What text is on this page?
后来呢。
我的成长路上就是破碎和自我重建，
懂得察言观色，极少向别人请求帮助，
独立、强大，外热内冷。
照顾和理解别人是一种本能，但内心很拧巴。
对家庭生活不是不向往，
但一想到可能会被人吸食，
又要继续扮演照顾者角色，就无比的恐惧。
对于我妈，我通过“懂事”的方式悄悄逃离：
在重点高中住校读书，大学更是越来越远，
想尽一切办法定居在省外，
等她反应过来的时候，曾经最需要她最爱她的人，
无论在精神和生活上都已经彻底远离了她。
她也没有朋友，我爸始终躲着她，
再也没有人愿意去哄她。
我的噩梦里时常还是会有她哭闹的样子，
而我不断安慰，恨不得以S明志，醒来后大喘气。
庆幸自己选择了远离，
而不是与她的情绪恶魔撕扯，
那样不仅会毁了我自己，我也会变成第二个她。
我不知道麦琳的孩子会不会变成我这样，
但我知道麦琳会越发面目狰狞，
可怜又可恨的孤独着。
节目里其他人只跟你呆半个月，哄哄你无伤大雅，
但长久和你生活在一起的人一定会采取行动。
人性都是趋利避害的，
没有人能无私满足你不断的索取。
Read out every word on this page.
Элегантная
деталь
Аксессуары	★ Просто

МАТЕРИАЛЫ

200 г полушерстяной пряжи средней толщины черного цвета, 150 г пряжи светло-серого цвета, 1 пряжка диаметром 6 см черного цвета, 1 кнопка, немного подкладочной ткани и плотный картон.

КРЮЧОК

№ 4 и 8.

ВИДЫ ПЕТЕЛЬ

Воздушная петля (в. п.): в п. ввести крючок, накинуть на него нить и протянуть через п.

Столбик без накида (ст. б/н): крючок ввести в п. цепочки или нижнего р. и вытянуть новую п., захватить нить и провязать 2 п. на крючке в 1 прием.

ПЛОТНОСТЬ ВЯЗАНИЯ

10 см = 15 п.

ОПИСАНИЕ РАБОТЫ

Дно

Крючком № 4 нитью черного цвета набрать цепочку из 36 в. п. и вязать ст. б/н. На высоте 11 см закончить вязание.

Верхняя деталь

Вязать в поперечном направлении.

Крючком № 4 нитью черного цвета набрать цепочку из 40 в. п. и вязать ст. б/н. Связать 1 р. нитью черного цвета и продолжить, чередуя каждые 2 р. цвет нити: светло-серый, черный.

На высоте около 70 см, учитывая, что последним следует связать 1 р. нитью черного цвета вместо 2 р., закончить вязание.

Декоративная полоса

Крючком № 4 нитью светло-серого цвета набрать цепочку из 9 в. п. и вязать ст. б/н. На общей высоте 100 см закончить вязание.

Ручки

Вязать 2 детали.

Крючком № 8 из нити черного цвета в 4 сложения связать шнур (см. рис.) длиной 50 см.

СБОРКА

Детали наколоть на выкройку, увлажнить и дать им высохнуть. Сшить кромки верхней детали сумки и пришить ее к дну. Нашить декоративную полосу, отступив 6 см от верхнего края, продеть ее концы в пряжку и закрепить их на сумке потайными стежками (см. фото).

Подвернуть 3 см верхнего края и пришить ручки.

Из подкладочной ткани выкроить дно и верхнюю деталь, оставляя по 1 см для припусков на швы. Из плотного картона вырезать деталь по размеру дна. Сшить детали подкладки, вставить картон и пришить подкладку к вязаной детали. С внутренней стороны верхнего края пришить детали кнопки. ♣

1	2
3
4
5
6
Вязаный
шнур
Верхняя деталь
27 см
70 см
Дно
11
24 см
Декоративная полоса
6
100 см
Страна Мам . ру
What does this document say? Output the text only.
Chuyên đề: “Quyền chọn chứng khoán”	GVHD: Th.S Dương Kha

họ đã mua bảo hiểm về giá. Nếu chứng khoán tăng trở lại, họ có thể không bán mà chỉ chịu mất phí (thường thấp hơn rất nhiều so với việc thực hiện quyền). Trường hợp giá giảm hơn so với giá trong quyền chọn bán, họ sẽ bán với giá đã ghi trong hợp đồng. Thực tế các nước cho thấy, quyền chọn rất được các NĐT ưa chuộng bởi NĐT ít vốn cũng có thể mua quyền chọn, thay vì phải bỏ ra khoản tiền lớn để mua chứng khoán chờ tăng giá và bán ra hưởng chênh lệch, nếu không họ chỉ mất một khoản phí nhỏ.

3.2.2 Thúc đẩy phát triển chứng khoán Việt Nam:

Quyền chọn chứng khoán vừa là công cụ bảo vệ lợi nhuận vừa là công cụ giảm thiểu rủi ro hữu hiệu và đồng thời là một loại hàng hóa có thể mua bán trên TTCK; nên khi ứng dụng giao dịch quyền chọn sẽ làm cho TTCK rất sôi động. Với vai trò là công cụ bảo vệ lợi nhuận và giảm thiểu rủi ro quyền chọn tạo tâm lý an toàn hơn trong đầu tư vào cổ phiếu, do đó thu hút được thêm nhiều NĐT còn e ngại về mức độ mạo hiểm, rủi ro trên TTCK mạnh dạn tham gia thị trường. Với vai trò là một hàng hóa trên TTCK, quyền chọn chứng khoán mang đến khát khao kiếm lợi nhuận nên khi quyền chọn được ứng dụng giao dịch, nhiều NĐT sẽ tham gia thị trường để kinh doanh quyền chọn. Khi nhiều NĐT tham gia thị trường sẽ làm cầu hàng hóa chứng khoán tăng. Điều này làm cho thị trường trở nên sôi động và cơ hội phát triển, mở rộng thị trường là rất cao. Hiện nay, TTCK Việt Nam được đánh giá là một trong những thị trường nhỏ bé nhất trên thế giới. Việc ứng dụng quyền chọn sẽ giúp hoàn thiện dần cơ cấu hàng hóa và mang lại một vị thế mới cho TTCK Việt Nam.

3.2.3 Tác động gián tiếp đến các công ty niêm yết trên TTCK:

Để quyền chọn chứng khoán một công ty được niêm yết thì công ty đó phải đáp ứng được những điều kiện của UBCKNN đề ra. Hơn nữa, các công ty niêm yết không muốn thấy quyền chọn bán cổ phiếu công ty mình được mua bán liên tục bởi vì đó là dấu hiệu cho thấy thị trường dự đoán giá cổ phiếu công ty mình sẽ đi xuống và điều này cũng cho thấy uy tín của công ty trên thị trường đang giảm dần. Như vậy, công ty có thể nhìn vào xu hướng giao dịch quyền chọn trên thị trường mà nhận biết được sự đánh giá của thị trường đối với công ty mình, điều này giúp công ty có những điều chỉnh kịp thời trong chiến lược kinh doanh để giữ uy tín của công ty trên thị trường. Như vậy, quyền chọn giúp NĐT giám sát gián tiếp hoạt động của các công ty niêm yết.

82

§ **Given exercise**
Every entry needs to be retyped exactly.

§ **Answer to this problem**
What text is on this page?
后来呢。
我的成长路上就是破碎和自我重建，
懂得察言观色，极少向别人请求帮助，
独立、强大，外热内冷。
照顾和理解别人是一种本能，但内心很拧巴。
对家庭生活不是不向往，
但一想到可能会被人吸食，
又要继续扮演照顾者角色，就无比的恐惧。
对于我妈，我通过“懂事”的方式悄悄逃离：
在重点高中住校读书，大学更是越来越远，
想尽一切办法定居在省外，
等她反应过来的时候，曾经最需要她最爱她的人，
无论在精神和生活上都已经彻底远离了她。
她也没有朋友，我爸始终躲着她，
再也没有人愿意去哄她。
我的噩梦里时常还是会有她哭闹的样子，
而我不断安慰，恨不得以S明志，醒来后大喘气。
庆幸自己选择了远离，
而不是与她的情绪恶魔撕扯，
那样不仅会毁了我自己，我也会变成第二个她。
我不知道麦琳的孩子会不会变成我这样，
但我知道麦琳会越发面目狰狞，
可怜又可恨的孤独着。
节目里其他人只跟你呆半个月，哄哄你无伤大雅，
但长久和你生活在一起的人一定会采取行动。
人性都是趋利避害的，
没有人能无私满足你不断的索取。
Read out every word on this page.
Элегантная
деталь
Аксессуары	★ Просто

МАТЕРИАЛЫ

200 г полушерстяной пряжи средней толщины черного цвета, 150 г пряжи светло-серого цвета, 1 пряжка диаметром 6 см черного цвета, 1 кнопка, немного подкладочной ткани и плотный картон.

КРЮЧОК

№ 4 и 8.

ВИДЫ ПЕТЕЛЬ

Воздушная петля (в. п.): в п. ввести крючок, накинуть на него нить и протянуть через п.

Столбик без накида (ст. б/н): крючок ввести в п. цепочки или нижнего р. и вытянуть новую п., захватить нить и провязать 2 п. на крючке в 1 прием.

ПЛОТНОСТЬ ВЯЗАНИЯ

10 см = 15 п.

ОПИСАНИЕ РАБОТЫ

Дно

Крючком № 4 нитью черного цвета набрать цепочку из 36 в. п. и вязать ст. б/н. На высоте 11 см закончить вязание.

Верхняя деталь

Вязать в поперечном направлении.

Крючком № 4 нитью черного цвета набрать цепочку из 40 в. п. и вязать ст. б/н. Связать 1 р. нитью черного цвета и продолжить, чередуя каждые 2 р. цвет нити: светло-серый, черный.

На высоте около 70 см, учитывая, что последним следует связать 1 р. нитью черного цвета вместо 2 р., закончить вязание.

Декоративная полоса

Крючком № 4 нитью светло-серого цвета набрать цепочку из 9 в. п. и вязать ст. б/н. На общей высоте 100 см закончить вязание.

Ручки

Вязать 2 детали.

Крючком № 8 из нити черного цвета в 4 сложения связать шнур (см. рис.) длиной 50 см.

СБОРКА

Детали наколоть на выкройку, увлажнить и дать им высохнуть. Сшить кромки верхней детали сумки и пришить ее к дну. Нашить декоративную полосу, отступив 6 см от верхнего края, продеть ее концы в пряжку и закрепить их на сумке потайными стежками (см. фото).

Подвернуть 3 см верхнего края и пришить ручки.

Из подкладочной ткани выкроить дно и верхнюю деталь, оставляя по 1 см для припусков на швы. Из плотного картона вырезать деталь по размеру дна. Сшить детали подкладки, вставить картон и пришить подкладку к вязаной детали. С внутренней стороны верхнего края пришить детали кнопки. ♣

1	2
3
4
5
6
Вязаный
шнур
Верхняя деталь
27 см
70 см
Дно
11
24 см
Декоративная полоса
6
100 см
Страна Мам . ру
What does this document say? Output the text only.
Chuyên đề: “Quyền chọn chứng khoán”	GVHD: Th.S Dương Kha

họ đã mua bảo hiểm về giá. Nếu chứng khoán tăng trở lại, họ có thể không bán mà chỉ chịu mất phí (thường thấp hơn rất nhiều so với việc thực hiện quyền). Trường hợp giá giảm hơn so với giá trong quyền chọn bán, họ sẽ bán với giá đã ghi trong hợp đồng. Thực tế các nước cho thấy, quyền chọn rất được các NĐT ưa chuộng bởi NĐT ít vốn cũng có thể mua quyền chọn, thay vì phải bỏ ra khoản tiền lớn để mua chứng khoán chờ tăng giá và bán ra hưởng chênh lệch, nếu không họ chỉ mất một khoản phí nhỏ.

3.2.2 Thúc đẩy phát triển chứng khoán Việt Nam:

Quyền chọn chứng khoán vừa là công cụ bảo vệ lợi nhuận vừa là công cụ giảm thiểu rủi ro hữu hiệu và đồng thời là một loại hàng hóa có thể mua bán trên TTCK; nên khi ứng dụng giao dịch quyền chọn sẽ làm cho TTCK rất sôi động. Với vai trò là công cụ bảo vệ lợi nhuận và giảm thiểu rủi ro quyền chọn tạo tâm lý an toàn hơn trong đầu tư vào cổ phiếu, do đó thu hút được thêm nhiều NĐT còn e ngại về mức độ mạo hiểm, rủi ro trên TTCK mạnh dạn tham gia thị trường. Với vai trò là một hàng hóa trên TTCK, quyền chọn chứng khoán mang đến khát khao kiếm lợi nhuận nên khi quyền chọn được ứng dụng giao dịch, nhiều NĐT sẽ tham gia thị trường để kinh doanh quyền chọn. Khi nhiều NĐT tham gia thị trường sẽ làm cầu hàng hóa chứng khoán tăng. Điều này làm cho thị trường trở nên sôi động và cơ hội phát triển, mở rộng thị trường là rất cao. Hiện nay, TTCK Việt Nam được đánh giá là một trong những thị trường nhỏ bé nhất trên thế giới. Việc ứng dụng quyền chọn sẽ giúp hoàn thiện dần cơ cấu hàng hóa và mang lại một vị thế mới cho TTCK Việt Nam.

3.2.3 Tác động gián tiếp đến các công ty niêm yết trên TTCK:

Để quyền chọn chứng khoán một công ty được niêm yết thì công ty đó phải đáp ứng được những điều kiện của UBCKNN đề ra. Hơn nữa, các công ty niêm yết không muốn thấy quyền chọn bán cổ phiếu công ty mình được mua bán liên tục bởi vì đó là dấu hiệu cho thấy thị trường dự đoán giá cổ phiếu công ty mình sẽ đi xuống và điều này cũng cho thấy uy tín của công ty trên thị trường đang giảm dần. Như vậy, công ty có thể nhìn vào xu hướng giao dịch quyền chọn trên thị trường mà nhận biết được sự đánh giá của thị trường đối với công ty mình, điều này giúp công ty có những điều chỉnh kịp thời trong chiến lược kinh doanh để giữ uy tín của công ty trên thị trường. Như vậy, quyền chọn giúp NĐT giám sát gián tiếp hoạt động của các công ty niêm yết.

82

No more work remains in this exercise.